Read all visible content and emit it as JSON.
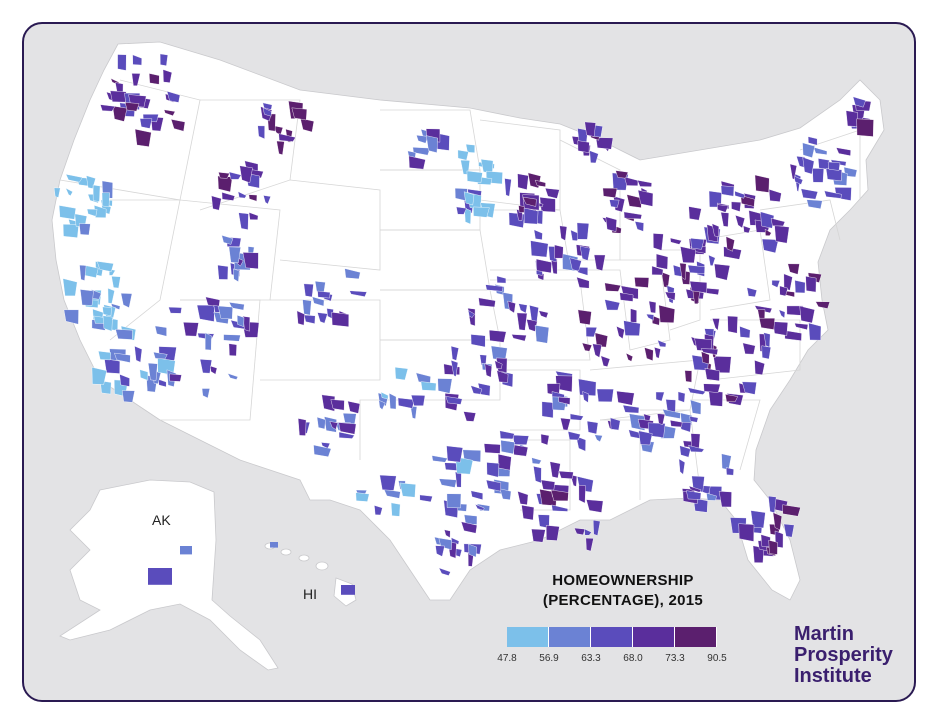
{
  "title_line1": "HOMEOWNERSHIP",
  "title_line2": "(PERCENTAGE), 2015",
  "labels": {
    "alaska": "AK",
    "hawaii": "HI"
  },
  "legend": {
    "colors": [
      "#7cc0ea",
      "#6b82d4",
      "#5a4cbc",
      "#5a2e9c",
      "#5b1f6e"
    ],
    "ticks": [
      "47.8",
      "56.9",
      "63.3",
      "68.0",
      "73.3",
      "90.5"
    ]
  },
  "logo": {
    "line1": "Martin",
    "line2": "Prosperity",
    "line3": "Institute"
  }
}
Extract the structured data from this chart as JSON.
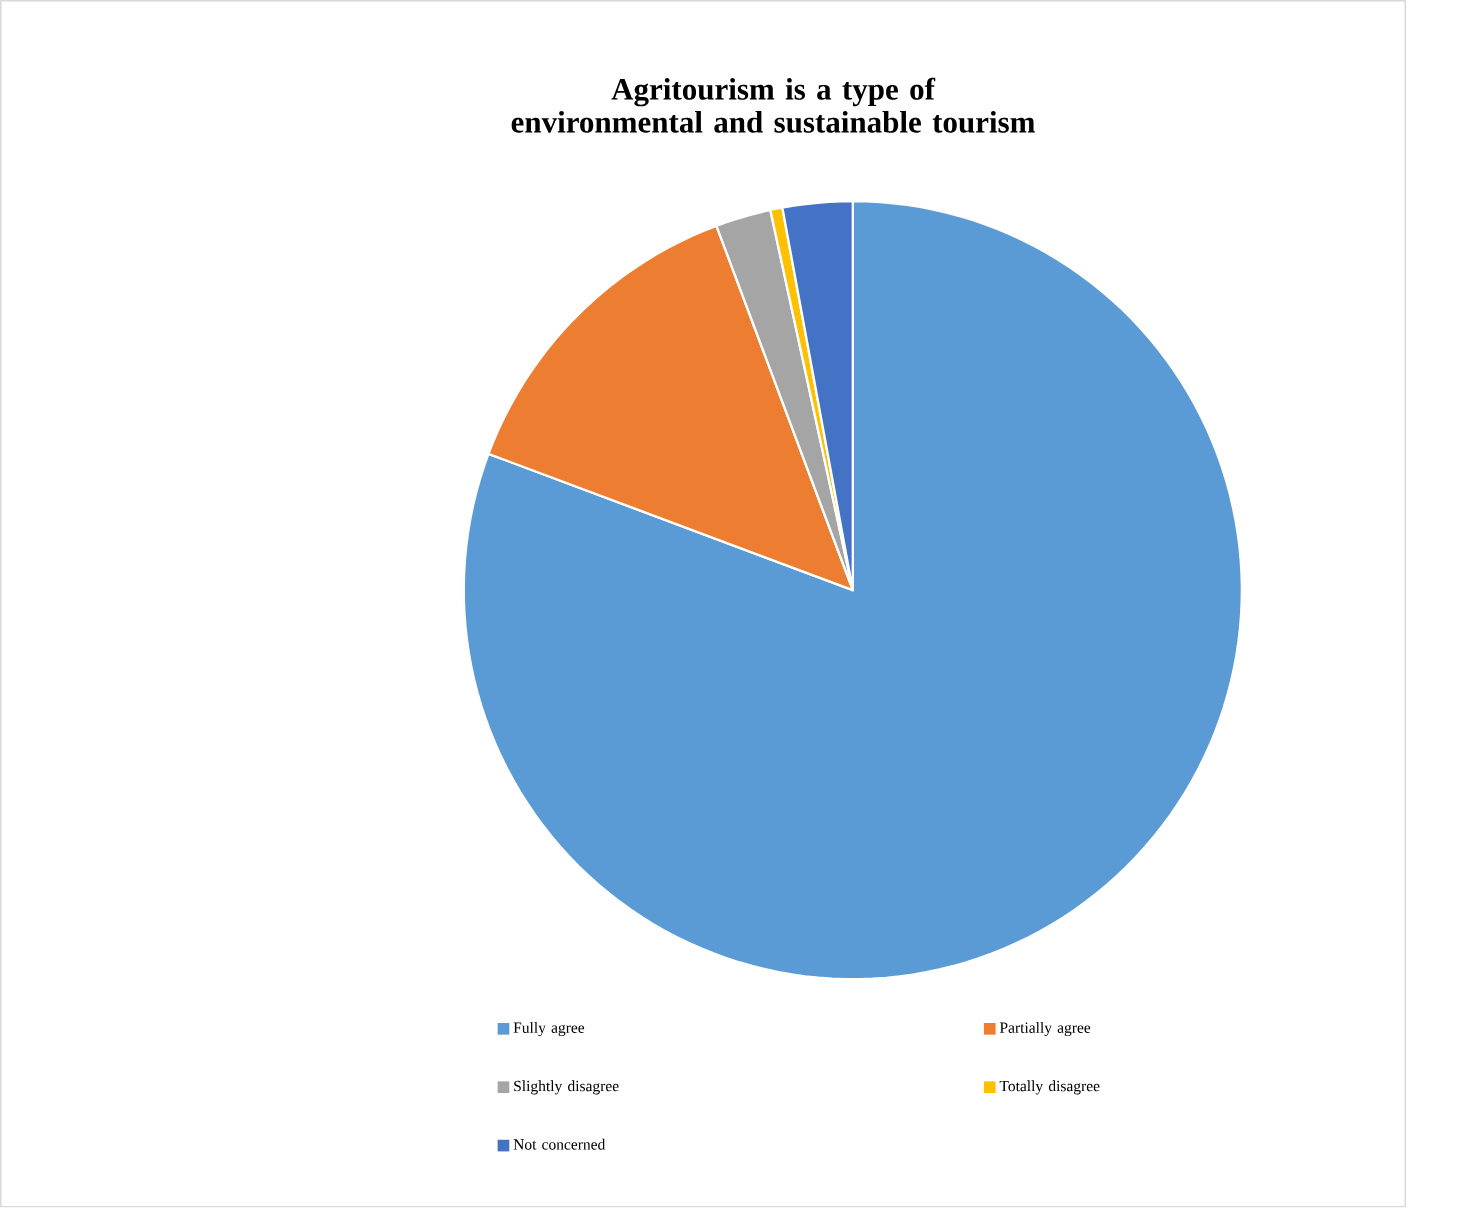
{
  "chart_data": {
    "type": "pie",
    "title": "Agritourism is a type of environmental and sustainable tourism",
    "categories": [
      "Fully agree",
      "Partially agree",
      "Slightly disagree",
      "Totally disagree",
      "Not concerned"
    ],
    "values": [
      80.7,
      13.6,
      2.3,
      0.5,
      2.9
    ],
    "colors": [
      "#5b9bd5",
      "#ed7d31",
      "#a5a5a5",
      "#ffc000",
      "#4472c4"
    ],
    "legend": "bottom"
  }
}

==

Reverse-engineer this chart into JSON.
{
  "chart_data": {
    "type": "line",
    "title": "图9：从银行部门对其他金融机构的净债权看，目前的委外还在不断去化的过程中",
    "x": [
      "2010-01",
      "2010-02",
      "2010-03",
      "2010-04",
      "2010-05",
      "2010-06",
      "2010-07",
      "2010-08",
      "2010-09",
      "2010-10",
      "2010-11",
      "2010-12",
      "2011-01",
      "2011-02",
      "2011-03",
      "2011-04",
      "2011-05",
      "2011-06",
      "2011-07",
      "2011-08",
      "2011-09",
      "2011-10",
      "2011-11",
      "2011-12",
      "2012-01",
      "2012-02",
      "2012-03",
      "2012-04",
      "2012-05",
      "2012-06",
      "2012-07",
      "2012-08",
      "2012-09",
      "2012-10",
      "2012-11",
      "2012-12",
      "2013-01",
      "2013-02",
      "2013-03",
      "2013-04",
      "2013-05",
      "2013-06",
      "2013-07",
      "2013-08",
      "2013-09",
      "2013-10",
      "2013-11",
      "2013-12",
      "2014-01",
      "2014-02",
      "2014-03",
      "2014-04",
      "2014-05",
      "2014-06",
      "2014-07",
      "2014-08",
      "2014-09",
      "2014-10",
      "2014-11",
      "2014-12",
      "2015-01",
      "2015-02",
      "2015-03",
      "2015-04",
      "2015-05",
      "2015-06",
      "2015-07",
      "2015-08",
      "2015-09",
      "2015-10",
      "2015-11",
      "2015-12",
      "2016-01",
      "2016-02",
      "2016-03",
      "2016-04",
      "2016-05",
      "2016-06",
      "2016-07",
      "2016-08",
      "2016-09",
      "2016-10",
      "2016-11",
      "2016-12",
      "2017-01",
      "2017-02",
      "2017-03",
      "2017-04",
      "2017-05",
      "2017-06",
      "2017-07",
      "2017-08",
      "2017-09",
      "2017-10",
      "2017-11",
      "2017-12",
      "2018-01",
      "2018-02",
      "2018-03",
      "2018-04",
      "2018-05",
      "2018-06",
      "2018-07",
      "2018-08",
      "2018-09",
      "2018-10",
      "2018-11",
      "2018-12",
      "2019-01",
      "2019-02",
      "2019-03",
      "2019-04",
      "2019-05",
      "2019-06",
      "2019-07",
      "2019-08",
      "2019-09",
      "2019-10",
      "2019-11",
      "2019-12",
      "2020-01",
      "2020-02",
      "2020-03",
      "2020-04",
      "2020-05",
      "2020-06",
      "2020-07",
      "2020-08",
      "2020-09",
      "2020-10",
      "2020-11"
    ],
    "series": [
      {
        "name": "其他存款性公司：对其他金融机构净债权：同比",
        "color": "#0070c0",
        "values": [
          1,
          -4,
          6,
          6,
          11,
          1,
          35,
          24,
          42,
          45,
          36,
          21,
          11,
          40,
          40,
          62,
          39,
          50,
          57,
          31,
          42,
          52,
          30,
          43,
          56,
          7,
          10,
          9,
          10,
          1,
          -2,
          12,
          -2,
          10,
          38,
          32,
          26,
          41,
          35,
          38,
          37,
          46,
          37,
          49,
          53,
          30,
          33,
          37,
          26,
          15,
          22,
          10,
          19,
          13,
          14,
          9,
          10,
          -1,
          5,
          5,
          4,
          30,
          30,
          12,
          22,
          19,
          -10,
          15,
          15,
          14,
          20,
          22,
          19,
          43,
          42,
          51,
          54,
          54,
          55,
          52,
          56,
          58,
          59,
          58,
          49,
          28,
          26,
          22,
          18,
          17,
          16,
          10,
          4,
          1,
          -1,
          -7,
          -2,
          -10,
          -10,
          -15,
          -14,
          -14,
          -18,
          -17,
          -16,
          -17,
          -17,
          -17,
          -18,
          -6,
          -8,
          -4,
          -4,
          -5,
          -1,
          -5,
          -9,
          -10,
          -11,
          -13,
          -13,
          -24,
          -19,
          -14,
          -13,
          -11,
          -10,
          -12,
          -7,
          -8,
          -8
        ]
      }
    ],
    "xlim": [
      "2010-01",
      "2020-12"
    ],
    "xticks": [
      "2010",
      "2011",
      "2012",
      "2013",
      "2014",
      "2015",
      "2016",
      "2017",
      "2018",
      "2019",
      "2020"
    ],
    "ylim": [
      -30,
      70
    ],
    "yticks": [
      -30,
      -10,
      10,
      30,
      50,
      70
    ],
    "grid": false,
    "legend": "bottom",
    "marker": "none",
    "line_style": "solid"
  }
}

WHAT THE EXERCISE ASKS - Show every line where the string "this" appears.

SOLVED EXERCISE -
Extract the structured data from this chart as JSON.
Reverse-engineer this chart into JSON.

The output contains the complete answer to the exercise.